:: Aim of the task ::
Pick every line with "JSON" from the material below.

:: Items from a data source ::
━━━━━━━━━━━━━━━━━━━━
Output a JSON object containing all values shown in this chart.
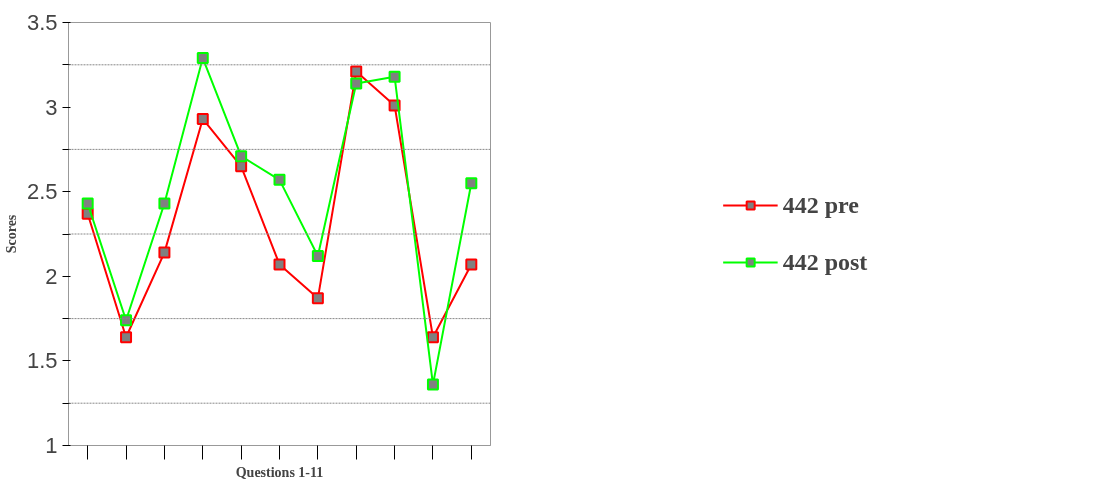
{
  "chart_data": {
    "type": "line",
    "xlabel": "Questions 1-11",
    "ylabel": "Scores",
    "categories": [
      null,
      null,
      null,
      null,
      null,
      null,
      null,
      null,
      null,
      null,
      null
    ],
    "series": [
      {
        "name": "442 pre",
        "color": "#ff0000",
        "values": [
          2.37,
          1.64,
          2.14,
          2.93,
          2.65,
          2.07,
          1.87,
          3.21,
          3.01,
          1.64,
          2.07
        ]
      },
      {
        "name": "442 post",
        "color": "#00ff00",
        "values": [
          2.43,
          1.74,
          2.43,
          3.29,
          2.71,
          2.57,
          2.12,
          3.14,
          3.18,
          1.36,
          2.55
        ]
      }
    ],
    "ylim": [
      1,
      3.5
    ],
    "yticks": [
      1,
      {
        "value": 1.25,
        "label": null
      },
      1.5,
      {
        "value": 1.75,
        "label": null
      },
      2,
      {
        "value": 2.25,
        "label": null
      },
      2.5,
      {
        "value": 2.75,
        "label": null
      },
      3,
      {
        "value": 3.25,
        "label": null
      },
      3.5
    ],
    "grid": "y",
    "legend": "right",
    "marker": "square",
    "line_style": "solid"
  }
}
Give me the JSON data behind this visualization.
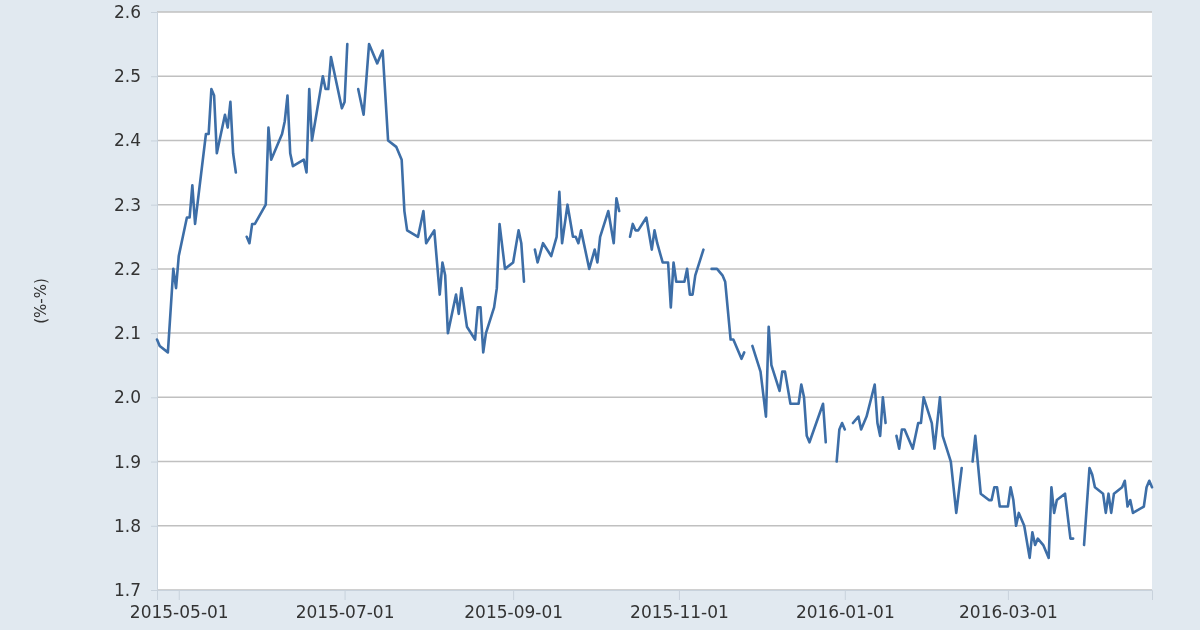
━━━━━━━━━━━━━━━━━━━━
:: Output for this exercise ::
Output a JSON object containing all values shown in this chart.
Give me the JSON data behind this visualization.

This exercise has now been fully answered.